> **Aim**
Reproduce all of the material word for word.

> **Records supplied**
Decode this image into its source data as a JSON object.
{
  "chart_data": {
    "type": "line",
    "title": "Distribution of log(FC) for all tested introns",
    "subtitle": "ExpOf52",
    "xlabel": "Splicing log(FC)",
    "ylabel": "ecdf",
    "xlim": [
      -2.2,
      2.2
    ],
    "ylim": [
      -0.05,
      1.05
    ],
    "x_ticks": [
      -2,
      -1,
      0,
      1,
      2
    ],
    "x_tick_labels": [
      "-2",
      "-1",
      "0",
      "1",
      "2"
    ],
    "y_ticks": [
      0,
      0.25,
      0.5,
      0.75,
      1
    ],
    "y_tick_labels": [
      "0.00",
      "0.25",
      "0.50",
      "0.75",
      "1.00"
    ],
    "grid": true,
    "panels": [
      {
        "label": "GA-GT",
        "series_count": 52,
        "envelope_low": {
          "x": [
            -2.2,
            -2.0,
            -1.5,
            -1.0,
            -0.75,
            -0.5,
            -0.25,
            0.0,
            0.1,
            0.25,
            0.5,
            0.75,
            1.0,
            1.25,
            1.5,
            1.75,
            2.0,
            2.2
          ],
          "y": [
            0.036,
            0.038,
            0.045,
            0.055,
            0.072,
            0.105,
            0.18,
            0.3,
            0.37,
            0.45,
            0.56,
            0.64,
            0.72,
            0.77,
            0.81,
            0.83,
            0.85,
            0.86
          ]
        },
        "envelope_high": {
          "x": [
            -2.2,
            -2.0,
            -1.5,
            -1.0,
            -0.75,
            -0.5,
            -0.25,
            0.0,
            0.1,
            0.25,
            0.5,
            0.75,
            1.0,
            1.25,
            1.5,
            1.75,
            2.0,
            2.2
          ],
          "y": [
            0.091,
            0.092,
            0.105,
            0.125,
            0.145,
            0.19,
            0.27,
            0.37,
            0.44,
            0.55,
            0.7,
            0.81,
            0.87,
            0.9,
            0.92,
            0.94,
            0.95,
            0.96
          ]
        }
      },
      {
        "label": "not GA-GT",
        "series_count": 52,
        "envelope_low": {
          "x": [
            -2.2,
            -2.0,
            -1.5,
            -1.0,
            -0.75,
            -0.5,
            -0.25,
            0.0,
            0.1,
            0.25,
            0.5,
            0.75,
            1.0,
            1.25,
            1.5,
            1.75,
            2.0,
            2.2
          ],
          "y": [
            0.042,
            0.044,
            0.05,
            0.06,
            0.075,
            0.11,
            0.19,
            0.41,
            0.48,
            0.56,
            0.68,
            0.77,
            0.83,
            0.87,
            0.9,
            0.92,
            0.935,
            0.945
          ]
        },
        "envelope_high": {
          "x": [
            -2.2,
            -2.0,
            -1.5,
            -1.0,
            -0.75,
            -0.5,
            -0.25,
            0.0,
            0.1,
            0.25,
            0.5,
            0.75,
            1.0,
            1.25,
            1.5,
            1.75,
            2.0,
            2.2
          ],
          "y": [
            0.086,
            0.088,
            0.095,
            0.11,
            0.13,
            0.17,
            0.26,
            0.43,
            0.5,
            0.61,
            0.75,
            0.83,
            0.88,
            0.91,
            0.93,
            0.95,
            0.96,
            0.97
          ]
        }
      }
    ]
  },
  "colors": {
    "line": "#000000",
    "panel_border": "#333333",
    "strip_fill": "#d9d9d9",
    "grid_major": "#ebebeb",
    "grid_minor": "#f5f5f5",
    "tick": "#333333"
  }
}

> **Response below**
Decode this image into its source data as a JSON object.
{
  "chart_data": {
    "type": "line",
    "title": "Distribution of log(FC) for all tested introns",
    "subtitle": "ExpOf52",
    "xlabel": "Splicing log(FC)",
    "ylabel": "ecdf",
    "xlim": [
      -2.2,
      2.2
    ],
    "ylim": [
      -0.05,
      1.05
    ],
    "x_ticks": [
      -2,
      -1,
      0,
      1,
      2
    ],
    "x_tick_labels": [
      "-2",
      "-1",
      "0",
      "1",
      "2"
    ],
    "y_ticks": [
      0,
      0.25,
      0.5,
      0.75,
      1
    ],
    "y_tick_labels": [
      "0.00",
      "0.25",
      "0.50",
      "0.75",
      "1.00"
    ],
    "grid": true,
    "panels": [
      {
        "label": "GA-GT",
        "series_count": 52,
        "envelope_low": {
          "x": [
            -2.2,
            -2.0,
            -1.5,
            -1.0,
            -0.75,
            -0.5,
            -0.25,
            0.0,
            0.1,
            0.25,
            0.5,
            0.75,
            1.0,
            1.25,
            1.5,
            1.75,
            2.0,
            2.2
          ],
          "y": [
            0.036,
            0.038,
            0.045,
            0.055,
            0.072,
            0.105,
            0.18,
            0.3,
            0.37,
            0.45,
            0.56,
            0.64,
            0.72,
            0.77,
            0.81,
            0.83,
            0.85,
            0.86
          ]
        },
        "envelope_high": {
          "x": [
            -2.2,
            -2.0,
            -1.5,
            -1.0,
            -0.75,
            -0.5,
            -0.25,
            0.0,
            0.1,
            0.25,
            0.5,
            0.75,
            1.0,
            1.25,
            1.5,
            1.75,
            2.0,
            2.2
          ],
          "y": [
            0.091,
            0.092,
            0.105,
            0.125,
            0.145,
            0.19,
            0.27,
            0.37,
            0.44,
            0.55,
            0.7,
            0.81,
            0.87,
            0.9,
            0.92,
            0.94,
            0.95,
            0.96
          ]
        }
      },
      {
        "label": "not GA-GT",
        "series_count": 52,
        "envelope_low": {
          "x": [
            -2.2,
            -2.0,
            -1.5,
            -1.0,
            -0.75,
            -0.5,
            -0.25,
            0.0,
            0.1,
            0.25,
            0.5,
            0.75,
            1.0,
            1.25,
            1.5,
            1.75,
            2.0,
            2.2
          ],
          "y": [
            0.042,
            0.044,
            0.05,
            0.06,
            0.075,
            0.11,
            0.19,
            0.41,
            0.48,
            0.56,
            0.68,
            0.77,
            0.83,
            0.87,
            0.9,
            0.92,
            0.935,
            0.945
          ]
        },
        "envelope_high": {
          "x": [
            -2.2,
            -2.0,
            -1.5,
            -1.0,
            -0.75,
            -0.5,
            -0.25,
            0.0,
            0.1,
            0.25,
            0.5,
            0.75,
            1.0,
            1.25,
            1.5,
            1.75,
            2.0,
            2.2
          ],
          "y": [
            0.086,
            0.088,
            0.095,
            0.11,
            0.13,
            0.17,
            0.26,
            0.43,
            0.5,
            0.61,
            0.75,
            0.83,
            0.88,
            0.91,
            0.93,
            0.95,
            0.96,
            0.97
          ]
        }
      }
    ]
  },
  "colors": {
    "line": "#000000",
    "panel_border": "#333333",
    "strip_fill": "#d9d9d9",
    "grid_major": "#ebebeb",
    "grid_minor": "#f5f5f5",
    "tick": "#333333"
  }
}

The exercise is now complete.